§ **Set exercise**
Read through the entries below and return each line with the word "Deuteron".

§ **Source records**
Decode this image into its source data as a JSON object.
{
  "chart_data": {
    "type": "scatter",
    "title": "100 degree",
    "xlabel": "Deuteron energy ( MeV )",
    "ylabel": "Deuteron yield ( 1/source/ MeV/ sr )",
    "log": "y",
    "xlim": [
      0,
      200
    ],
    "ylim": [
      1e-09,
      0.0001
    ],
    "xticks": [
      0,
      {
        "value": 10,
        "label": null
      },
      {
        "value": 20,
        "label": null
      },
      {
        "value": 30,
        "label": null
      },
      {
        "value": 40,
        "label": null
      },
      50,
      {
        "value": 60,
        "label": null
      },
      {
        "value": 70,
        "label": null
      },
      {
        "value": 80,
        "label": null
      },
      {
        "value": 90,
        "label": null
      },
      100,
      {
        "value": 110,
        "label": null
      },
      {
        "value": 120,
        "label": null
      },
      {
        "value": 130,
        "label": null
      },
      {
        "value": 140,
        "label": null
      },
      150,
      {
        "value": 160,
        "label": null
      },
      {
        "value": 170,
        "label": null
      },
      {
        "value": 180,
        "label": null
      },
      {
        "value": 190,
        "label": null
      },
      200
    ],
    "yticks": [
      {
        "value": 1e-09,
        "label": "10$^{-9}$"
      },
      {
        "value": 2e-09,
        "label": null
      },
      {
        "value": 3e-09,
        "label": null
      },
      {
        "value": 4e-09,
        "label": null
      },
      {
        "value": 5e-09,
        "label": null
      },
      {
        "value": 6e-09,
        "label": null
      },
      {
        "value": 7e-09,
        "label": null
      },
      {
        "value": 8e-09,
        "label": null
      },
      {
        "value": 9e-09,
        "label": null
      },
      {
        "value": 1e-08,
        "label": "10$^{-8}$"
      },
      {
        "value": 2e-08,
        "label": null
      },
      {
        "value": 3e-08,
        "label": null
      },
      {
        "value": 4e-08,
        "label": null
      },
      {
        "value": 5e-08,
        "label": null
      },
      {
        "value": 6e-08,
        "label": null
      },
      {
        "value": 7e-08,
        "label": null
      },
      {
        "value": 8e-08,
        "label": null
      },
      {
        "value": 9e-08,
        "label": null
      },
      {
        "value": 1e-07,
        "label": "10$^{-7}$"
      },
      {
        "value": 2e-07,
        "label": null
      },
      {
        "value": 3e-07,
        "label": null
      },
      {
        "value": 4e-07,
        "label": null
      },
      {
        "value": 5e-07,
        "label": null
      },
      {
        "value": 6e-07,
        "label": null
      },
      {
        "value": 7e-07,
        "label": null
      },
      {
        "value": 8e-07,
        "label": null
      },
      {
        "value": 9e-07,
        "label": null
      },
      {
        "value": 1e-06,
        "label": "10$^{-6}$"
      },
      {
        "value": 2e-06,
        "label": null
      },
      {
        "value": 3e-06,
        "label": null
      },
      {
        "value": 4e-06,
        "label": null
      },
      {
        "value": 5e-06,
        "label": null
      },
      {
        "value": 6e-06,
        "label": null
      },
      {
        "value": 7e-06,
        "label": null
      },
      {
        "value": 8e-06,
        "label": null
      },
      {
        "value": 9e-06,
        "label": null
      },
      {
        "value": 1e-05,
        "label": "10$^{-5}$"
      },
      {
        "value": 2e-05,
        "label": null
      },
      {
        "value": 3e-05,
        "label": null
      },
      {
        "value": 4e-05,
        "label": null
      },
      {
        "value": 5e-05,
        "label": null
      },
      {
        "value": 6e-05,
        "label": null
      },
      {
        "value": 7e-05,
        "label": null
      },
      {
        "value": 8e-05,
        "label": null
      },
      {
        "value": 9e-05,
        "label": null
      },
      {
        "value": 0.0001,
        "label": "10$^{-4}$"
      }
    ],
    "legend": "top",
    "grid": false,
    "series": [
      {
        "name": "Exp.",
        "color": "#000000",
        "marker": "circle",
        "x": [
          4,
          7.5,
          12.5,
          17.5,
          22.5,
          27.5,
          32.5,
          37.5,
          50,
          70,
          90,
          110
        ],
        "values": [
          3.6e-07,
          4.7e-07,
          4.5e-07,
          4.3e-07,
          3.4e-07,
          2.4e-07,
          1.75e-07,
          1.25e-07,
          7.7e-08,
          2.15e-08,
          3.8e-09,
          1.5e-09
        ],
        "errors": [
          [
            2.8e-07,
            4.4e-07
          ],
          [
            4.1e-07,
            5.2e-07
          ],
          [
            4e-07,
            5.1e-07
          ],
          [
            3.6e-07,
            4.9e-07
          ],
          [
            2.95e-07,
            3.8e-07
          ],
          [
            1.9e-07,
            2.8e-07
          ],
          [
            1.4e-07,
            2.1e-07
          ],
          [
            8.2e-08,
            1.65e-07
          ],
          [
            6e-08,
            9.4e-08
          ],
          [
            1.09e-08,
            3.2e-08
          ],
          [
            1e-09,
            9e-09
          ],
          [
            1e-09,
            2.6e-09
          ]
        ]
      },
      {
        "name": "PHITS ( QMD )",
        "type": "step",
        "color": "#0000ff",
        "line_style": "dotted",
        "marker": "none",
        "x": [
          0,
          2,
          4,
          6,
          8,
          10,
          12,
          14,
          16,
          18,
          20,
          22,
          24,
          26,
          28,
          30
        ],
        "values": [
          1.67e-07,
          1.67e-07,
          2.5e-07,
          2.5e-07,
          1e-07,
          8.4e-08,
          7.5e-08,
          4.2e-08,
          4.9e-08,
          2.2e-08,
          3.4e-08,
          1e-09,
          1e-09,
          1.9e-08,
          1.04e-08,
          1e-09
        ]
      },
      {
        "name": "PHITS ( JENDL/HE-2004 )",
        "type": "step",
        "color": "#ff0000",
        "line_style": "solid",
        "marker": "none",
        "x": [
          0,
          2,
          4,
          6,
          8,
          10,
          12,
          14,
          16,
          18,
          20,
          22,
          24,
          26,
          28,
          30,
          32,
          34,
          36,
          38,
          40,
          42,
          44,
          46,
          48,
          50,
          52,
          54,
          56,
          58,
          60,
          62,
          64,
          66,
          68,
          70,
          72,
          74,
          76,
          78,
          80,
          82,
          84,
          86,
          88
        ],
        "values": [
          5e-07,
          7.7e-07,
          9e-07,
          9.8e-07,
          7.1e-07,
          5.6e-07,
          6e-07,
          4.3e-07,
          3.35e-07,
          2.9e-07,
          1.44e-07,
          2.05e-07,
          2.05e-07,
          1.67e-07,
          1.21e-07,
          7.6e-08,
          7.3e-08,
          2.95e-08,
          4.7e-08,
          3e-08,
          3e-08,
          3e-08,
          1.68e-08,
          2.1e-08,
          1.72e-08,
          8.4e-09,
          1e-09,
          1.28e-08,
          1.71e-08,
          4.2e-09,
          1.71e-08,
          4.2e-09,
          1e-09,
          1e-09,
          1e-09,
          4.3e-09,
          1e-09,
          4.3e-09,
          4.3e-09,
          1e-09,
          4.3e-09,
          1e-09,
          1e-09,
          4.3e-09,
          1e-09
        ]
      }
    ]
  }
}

§ **Exercise result**
    "xlabel": "Deuteron energy ( MeV )",
    "ylabel": "Deuteron yield ( 1/source/ MeV/ sr )",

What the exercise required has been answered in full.